DESCRIPTION OF THE TASK - Go through the entries one line at a time, and gather every line that has the word "trong".

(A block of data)
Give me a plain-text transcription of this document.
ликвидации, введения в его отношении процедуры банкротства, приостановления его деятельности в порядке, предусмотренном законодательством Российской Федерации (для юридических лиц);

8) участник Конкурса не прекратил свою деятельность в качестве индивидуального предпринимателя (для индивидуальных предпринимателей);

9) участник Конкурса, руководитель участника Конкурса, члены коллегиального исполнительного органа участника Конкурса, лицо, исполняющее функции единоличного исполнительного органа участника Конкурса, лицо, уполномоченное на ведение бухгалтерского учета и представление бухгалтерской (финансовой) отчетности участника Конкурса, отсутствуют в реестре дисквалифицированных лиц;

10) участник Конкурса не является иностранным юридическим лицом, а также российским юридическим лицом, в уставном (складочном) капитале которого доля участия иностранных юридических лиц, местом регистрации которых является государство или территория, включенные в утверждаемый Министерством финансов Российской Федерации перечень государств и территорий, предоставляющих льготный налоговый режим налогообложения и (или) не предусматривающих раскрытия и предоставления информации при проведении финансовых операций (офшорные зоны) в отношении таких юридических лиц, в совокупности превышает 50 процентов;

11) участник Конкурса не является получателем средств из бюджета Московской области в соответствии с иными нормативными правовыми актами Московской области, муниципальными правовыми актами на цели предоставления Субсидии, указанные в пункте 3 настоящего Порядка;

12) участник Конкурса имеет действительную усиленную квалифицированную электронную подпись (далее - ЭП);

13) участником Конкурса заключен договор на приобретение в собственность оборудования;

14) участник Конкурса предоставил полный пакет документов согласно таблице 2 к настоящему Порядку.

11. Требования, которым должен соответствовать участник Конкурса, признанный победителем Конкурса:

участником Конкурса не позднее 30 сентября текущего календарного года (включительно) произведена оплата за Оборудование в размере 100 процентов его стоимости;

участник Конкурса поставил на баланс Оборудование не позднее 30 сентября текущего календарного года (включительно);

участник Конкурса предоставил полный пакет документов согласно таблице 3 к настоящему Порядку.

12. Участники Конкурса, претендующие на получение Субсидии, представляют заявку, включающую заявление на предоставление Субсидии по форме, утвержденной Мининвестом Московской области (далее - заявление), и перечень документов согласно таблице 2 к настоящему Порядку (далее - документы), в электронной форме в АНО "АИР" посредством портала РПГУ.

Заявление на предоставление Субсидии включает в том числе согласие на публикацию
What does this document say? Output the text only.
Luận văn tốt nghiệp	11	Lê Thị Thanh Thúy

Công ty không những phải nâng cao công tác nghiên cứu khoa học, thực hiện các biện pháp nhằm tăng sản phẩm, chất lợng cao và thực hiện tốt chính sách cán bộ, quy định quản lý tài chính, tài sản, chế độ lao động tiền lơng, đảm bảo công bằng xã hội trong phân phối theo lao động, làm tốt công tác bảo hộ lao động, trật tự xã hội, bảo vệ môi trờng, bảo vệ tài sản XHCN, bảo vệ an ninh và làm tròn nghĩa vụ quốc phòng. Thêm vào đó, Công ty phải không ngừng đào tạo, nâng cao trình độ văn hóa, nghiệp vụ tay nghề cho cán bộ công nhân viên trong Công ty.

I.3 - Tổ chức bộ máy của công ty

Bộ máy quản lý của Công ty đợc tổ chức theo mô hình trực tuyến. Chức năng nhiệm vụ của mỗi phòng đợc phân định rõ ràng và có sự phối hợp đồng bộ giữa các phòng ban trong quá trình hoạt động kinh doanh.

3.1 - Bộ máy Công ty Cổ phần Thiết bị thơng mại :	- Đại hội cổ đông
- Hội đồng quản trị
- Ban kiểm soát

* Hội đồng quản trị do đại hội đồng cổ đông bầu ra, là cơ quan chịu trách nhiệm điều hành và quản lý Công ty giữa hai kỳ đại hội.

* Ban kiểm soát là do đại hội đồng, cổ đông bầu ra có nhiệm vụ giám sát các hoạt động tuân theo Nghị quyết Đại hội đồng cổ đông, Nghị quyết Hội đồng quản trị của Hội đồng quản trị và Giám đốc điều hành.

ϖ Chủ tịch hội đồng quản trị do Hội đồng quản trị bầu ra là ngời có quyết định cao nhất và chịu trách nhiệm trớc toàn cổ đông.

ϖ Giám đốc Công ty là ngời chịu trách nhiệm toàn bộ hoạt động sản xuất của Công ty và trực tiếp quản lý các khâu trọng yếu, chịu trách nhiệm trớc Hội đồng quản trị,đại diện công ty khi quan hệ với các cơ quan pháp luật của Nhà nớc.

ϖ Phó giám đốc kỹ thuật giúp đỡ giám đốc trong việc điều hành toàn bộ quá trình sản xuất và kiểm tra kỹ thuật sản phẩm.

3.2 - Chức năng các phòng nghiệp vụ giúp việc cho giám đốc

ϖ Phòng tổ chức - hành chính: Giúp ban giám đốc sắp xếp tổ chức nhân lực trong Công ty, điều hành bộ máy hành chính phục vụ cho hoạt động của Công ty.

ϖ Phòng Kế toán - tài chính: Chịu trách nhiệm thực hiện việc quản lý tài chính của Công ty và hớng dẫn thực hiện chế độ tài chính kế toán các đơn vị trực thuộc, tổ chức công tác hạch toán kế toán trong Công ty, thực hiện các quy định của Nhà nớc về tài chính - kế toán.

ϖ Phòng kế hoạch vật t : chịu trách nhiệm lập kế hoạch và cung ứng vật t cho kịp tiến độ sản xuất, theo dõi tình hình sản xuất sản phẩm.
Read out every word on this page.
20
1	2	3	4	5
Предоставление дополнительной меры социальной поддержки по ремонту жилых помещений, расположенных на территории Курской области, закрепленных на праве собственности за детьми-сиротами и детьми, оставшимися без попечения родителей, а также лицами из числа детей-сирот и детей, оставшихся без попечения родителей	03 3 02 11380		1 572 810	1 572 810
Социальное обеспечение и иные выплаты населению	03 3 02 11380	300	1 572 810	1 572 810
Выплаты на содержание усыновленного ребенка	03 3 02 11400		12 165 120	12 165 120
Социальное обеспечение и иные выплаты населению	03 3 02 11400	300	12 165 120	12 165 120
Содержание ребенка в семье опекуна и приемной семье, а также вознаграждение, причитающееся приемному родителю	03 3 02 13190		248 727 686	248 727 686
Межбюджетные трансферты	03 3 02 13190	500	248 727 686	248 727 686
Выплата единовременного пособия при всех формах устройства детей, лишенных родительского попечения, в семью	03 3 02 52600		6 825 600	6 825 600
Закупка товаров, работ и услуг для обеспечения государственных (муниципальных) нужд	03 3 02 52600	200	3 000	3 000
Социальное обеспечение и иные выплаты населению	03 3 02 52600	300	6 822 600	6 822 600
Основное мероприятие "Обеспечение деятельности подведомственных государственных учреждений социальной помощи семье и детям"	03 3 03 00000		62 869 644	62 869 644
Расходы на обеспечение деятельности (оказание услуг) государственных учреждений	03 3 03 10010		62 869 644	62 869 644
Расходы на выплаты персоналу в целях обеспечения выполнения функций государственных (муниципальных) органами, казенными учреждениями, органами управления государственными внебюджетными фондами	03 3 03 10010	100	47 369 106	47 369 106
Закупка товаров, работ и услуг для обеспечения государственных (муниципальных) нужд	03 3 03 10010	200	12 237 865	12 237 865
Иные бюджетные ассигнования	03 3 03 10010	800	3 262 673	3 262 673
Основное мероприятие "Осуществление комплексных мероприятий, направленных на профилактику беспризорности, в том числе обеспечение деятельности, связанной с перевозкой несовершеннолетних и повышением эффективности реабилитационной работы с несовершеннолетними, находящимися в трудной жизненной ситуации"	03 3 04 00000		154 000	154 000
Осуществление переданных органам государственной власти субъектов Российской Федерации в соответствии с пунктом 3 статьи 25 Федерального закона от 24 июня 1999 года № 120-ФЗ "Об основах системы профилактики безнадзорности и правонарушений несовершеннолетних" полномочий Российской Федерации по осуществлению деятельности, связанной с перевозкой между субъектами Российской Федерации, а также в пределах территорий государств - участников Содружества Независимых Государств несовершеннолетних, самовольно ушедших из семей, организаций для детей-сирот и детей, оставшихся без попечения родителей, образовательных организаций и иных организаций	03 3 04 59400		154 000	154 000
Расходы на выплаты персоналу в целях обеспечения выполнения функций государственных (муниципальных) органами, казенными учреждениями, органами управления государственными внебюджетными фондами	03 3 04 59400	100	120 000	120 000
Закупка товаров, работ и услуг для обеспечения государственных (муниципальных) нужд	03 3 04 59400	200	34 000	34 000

FULL OUTPUT -
Công ty không những phải nâng cao công tác nghiên cứu khoa học, thực hiện các biện pháp nhằm tăng sản phẩm, chất lợng cao và thực hiện tốt chính sách cán bộ, quy định quản lý tài chính, tài sản, chế độ lao động tiền lơng, đảm bảo công bằng xã hội trong phân phối theo lao động, làm tốt công tác bảo hộ lao động, trật tự xã hội, bảo vệ môi trờng, bảo vệ tài sản XHCN, bảo vệ an ninh và làm tròn nghĩa vụ quốc phòng. Thêm vào đó, Công ty phải không ngừng đào tạo, nâng cao trình độ văn hóa, nghiệp vụ tay nghề cho cán bộ công nhân viên trong Công ty.
Bộ máy quản lý của Công ty đợc tổ chức theo mô hình trực tuyến. Chức năng nhiệm vụ của mỗi phòng đợc phân định rõ ràng và có sự phối hợp đồng bộ giữa các phòng ban trong quá trình hoạt động kinh doanh.
ϖ Phó giám đốc kỹ thuật giúp đỡ giám đốc trong việc điều hành toàn bộ quá trình sản xuất và kiểm tra kỹ thuật sản phẩm.
ϖ Phòng tổ chức - hành chính: Giúp ban giám đốc sắp xếp tổ chức nhân lực trong Công ty, điều hành bộ máy hành chính phục vụ cho hoạt động của Công ty.
ϖ Phòng Kế toán - tài chính: Chịu trách nhiệm thực hiện việc quản lý tài chính của Công ty và hớng dẫn thực hiện chế độ tài chính kế toán các đơn vị trực thuộc, tổ chức công tác hạch toán kế toán trong Công ty, thực hiện các quy định của Nhà nớc về tài chính - kế toán.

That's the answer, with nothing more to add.